> Work to do: Copy every line in which the string "ASCE" occurs.

Collection entries
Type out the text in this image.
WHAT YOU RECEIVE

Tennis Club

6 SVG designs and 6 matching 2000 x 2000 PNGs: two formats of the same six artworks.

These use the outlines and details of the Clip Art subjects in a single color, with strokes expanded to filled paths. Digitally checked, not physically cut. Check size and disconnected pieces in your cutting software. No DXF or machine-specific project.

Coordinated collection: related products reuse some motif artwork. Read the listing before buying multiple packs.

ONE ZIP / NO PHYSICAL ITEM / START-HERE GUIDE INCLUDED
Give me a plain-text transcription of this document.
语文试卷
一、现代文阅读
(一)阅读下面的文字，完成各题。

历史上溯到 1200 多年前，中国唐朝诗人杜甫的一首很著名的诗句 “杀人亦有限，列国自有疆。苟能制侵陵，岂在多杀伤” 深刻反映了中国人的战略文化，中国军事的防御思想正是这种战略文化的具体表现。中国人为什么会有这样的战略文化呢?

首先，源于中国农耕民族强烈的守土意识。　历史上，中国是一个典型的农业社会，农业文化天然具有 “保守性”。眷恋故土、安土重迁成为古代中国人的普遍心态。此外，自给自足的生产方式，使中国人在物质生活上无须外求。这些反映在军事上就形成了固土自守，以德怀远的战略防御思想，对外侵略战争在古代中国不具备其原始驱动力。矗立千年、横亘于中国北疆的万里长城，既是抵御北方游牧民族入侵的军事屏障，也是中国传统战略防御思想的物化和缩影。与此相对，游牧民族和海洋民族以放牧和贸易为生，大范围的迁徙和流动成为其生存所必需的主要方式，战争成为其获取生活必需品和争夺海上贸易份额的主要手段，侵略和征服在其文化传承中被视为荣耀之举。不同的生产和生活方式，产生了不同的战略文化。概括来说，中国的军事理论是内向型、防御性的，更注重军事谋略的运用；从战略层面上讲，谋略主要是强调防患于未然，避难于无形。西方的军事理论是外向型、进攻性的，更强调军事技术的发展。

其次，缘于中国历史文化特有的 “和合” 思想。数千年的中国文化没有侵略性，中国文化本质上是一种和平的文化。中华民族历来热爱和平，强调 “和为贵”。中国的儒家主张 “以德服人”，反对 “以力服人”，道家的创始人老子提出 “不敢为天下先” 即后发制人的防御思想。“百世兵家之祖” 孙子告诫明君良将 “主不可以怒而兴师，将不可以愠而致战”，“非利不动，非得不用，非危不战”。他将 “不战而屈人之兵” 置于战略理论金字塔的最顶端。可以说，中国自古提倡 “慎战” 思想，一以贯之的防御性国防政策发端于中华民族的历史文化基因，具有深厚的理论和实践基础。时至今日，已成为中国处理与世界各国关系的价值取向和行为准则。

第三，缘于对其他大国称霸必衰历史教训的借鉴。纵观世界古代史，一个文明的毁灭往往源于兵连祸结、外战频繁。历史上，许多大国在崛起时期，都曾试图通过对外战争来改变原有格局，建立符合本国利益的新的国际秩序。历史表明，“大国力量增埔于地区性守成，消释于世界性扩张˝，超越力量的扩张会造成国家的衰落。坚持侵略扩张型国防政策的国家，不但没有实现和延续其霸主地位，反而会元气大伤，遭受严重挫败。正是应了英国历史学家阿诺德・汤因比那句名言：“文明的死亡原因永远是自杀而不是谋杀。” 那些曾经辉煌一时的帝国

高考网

==

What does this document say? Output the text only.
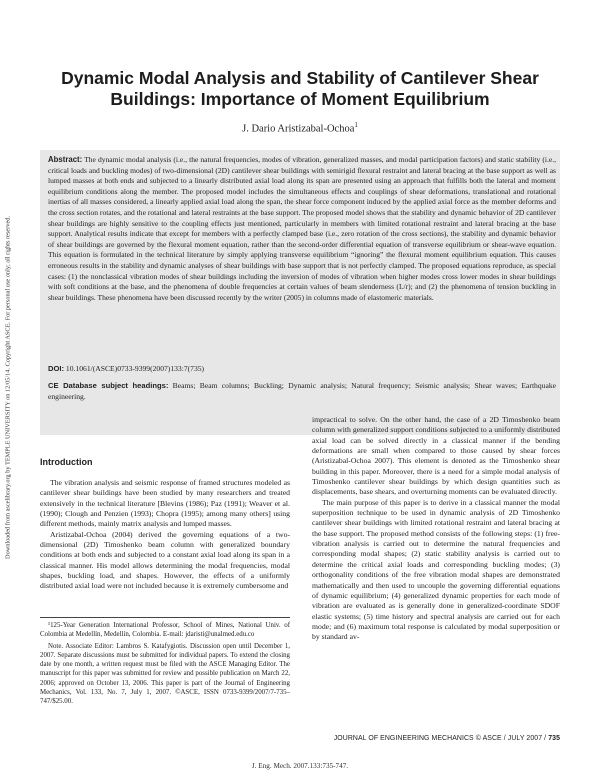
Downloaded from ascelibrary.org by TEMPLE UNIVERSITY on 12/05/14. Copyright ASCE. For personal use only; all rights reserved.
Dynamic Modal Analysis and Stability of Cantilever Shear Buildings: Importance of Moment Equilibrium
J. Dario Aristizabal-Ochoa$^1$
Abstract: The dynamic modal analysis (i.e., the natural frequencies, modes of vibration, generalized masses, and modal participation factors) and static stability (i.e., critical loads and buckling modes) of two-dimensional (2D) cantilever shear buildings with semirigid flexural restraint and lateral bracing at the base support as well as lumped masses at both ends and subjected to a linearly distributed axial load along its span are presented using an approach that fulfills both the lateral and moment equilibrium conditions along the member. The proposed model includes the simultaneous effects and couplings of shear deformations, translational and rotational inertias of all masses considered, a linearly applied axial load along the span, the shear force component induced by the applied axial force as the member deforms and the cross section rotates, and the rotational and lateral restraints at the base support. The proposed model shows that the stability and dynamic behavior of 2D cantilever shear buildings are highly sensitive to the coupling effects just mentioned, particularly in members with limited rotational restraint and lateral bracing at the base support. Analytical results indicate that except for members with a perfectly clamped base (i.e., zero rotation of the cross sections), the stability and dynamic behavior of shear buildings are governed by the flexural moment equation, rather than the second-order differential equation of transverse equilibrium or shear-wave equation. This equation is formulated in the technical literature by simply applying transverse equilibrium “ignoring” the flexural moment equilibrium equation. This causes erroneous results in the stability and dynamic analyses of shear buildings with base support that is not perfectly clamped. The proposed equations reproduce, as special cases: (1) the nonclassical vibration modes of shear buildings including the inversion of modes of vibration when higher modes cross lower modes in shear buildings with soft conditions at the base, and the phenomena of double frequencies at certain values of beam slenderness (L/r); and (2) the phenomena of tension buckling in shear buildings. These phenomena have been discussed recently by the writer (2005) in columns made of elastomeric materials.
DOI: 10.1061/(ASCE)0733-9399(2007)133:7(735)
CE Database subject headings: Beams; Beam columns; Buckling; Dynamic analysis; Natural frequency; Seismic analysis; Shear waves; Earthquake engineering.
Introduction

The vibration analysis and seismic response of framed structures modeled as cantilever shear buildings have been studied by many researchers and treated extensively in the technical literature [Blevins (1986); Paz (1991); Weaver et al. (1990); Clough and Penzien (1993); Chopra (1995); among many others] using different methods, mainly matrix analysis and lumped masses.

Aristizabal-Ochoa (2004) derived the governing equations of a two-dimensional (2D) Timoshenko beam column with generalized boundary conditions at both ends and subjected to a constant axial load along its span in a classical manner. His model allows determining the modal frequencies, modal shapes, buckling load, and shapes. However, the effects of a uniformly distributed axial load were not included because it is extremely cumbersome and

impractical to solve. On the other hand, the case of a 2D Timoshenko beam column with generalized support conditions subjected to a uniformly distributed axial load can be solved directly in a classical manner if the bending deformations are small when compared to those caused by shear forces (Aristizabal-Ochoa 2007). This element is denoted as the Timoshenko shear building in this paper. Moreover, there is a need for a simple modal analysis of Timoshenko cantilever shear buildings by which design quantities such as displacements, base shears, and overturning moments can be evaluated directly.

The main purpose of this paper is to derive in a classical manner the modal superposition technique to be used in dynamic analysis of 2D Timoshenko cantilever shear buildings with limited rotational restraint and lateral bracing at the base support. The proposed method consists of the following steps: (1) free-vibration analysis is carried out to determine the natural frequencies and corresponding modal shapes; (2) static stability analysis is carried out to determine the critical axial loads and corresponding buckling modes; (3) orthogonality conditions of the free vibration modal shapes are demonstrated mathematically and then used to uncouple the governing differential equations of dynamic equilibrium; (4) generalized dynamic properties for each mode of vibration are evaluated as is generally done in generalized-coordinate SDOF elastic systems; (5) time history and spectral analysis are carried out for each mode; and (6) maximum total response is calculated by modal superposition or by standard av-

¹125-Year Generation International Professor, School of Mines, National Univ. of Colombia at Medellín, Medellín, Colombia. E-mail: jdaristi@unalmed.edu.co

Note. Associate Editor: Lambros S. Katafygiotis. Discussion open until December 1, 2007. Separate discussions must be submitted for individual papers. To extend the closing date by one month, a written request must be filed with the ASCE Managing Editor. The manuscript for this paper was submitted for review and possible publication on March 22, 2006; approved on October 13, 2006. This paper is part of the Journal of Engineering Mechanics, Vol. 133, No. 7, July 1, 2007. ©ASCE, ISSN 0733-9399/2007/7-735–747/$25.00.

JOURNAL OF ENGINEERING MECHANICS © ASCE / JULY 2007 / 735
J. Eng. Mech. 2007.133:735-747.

==

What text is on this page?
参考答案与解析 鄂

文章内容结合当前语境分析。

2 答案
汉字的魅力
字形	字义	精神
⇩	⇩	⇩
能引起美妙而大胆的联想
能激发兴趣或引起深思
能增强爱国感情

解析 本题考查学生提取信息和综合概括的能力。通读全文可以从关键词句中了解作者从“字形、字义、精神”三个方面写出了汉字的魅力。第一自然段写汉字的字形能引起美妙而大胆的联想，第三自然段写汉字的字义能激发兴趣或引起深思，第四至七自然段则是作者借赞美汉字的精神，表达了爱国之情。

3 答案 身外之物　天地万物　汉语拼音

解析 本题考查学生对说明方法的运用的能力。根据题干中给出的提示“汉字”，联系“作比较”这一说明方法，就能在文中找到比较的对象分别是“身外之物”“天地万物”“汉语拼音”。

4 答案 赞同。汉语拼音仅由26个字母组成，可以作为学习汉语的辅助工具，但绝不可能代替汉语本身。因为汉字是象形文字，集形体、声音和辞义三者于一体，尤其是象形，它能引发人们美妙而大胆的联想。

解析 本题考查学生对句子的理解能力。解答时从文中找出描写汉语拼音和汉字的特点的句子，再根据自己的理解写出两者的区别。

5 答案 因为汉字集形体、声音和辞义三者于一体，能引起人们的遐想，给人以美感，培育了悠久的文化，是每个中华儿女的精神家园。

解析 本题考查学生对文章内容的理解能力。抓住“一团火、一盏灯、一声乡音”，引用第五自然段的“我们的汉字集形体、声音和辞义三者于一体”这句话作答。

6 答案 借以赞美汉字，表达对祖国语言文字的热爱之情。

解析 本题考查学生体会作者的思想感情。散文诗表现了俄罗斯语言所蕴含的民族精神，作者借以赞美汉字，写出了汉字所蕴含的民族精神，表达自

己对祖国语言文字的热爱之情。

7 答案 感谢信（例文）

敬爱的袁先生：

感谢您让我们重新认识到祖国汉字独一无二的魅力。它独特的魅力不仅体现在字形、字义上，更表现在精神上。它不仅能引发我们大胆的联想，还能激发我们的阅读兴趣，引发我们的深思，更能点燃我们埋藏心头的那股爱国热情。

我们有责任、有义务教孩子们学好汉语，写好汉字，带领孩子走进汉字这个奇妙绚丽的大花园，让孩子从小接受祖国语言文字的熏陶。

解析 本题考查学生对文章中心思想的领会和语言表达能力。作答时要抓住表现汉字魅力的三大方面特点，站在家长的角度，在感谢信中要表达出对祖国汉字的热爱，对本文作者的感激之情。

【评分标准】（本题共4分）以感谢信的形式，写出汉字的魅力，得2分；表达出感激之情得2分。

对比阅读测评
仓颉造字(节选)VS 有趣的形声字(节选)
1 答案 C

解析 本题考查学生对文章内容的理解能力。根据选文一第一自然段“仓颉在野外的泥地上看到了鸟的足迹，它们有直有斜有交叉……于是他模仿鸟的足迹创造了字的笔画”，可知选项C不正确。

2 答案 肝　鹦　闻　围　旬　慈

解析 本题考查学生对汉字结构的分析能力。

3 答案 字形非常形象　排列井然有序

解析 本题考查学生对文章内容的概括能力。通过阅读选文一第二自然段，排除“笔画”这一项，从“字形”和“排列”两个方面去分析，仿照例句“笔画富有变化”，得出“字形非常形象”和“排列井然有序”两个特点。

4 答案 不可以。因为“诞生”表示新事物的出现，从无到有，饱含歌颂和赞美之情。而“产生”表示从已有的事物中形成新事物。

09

> Output of the task:
Downloaded from ascelibrary.org by TEMPLE UNIVERSITY on 12/05/14. Copyright ASCE. For personal use only; all rights reserved.
DOI: 10.1061/(ASCE)0733-9399(2007)133:7(735)
Note. Associate Editor: Lambros S. Katafygiotis. Discussion open until December 1, 2007. Separate discussions must be submitted for individual papers. To extend the closing date by one month, a written request must be filed with the ASCE Managing Editor. The manuscript for this paper was submitted for review and possible publication on March 22, 2006; approved on October 13, 2006. This paper is part of the Journal of Engineering Mechanics, Vol. 133, No. 7, July 1, 2007. ©ASCE, ISSN 0733-9399/2007/7-735–747/$25.00.
JOURNAL OF ENGINEERING MECHANICS © ASCE / JULY 2007 / 735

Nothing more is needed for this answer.